[START Information shown]

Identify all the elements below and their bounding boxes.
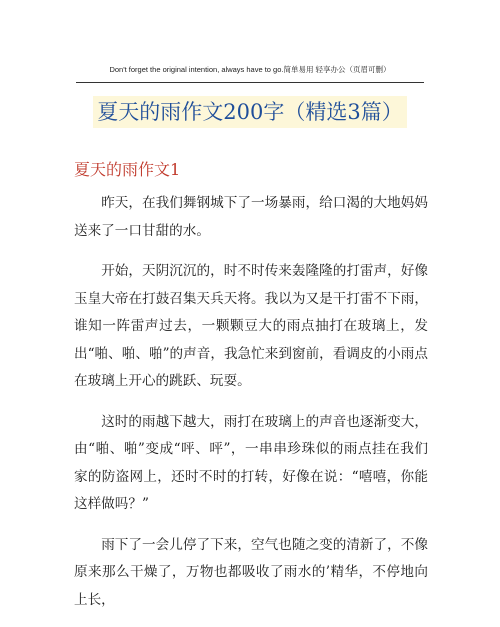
section-heading: 夏天的雨作文1	[74, 160, 181, 179]
paragraph-3: 这时的雨越下越大，雨打在玻璃上的声音也逐渐变大，由“啪、啪”变成“呯、呯”，一串串珍珠似的雨点挂在我们家的防盗网上，还时不时的打转，好像在说：“嘻嘻，你能这样做吗？”	[74, 413, 428, 512]
article-body	[74, 190, 428, 627]
page-header-tagline: Don't forget the original intention, always have to go.简单易用 轻享办公（页眉可删）	[109, 65, 391, 74]
paragraph-2: 开始，天阴沉沉的，时不时传来轰隆隆的打雷声，好像玉皇大帝在打鼓召集天兵天将。我以为又是干打雷不下雨，谁知一阵雷声过去，一颗颗豆大的雨点抽打在玻璃上，发出“啪、啪、啪”的声音，我急忙来到窗前，看调皮的小雨点在玻璃上开心的跳跃、玩耍。	[74, 263, 428, 389]
paragraph-4: 雨下了一会儿停了下来，空气也随之变的清新了，不像原来那么干燥了，万物也都吸收了雨水的’精华，不停地向上长，	[74, 536, 428, 608]
document-title: 夏天的雨作文200字（精选3篇）	[93, 96, 406, 128]
paragraph-1: 昨天，在我们舞钢城下了一场暴雨，给口渴的大地妈妈送来了一口甘甜的水。	[74, 195, 428, 239]
header-divider	[76, 82, 424, 83]
title-container	[0, 96, 500, 128]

[END Information shown]

Quote all the rows above verbatim, leaving out the picture.

→ Result for this task
Identify all the elements below and their bounding boxes.
section-heading: 夏天的雨作文1	[74, 160, 181, 179]
paragraph-3: 这时的雨越下越大，雨打在玻璃上的声音也逐渐变大，由“啪、啪”变成“呯、呯”，一串串珍珠似的雨点挂在我们家的防盗网上，还时不时的打转，好像在说：“嘻嘻，你能这样做吗？”	[74, 413, 428, 512]
article-body	[74, 190, 428, 627]
page-header-tagline: Don't forget the original intention, always have to go.简单易用 轻享办公（页眉可删）	[109, 65, 391, 74]
paragraph-2: 开始，天阴沉沉的，时不时传来轰隆隆的打雷声，好像玉皇大帝在打鼓召集天兵天将。我以为又是干打雷不下雨，谁知一阵雷声过去，一颗颗豆大的雨点抽打在玻璃上，发出“啪、啪、啪”的声音，我急忙来到窗前，看调皮的小雨点在玻璃上开心的跳跃、玩耍。	[74, 263, 428, 389]
paragraph-4: 雨下了一会儿停了下来，空气也随之变的清新了，不像原来那么干燥了，万物也都吸收了雨水的’精华，不停地向上长，	[74, 536, 428, 608]
document-title: 夏天的雨作文200字（精选3篇）	[93, 96, 406, 128]
paragraph-1: 昨天，在我们舞钢城下了一场暴雨，给口渴的大地妈妈送来了一口甘甜的水。	[74, 195, 428, 239]
header-divider	[76, 82, 424, 83]
title-container	[0, 96, 500, 128]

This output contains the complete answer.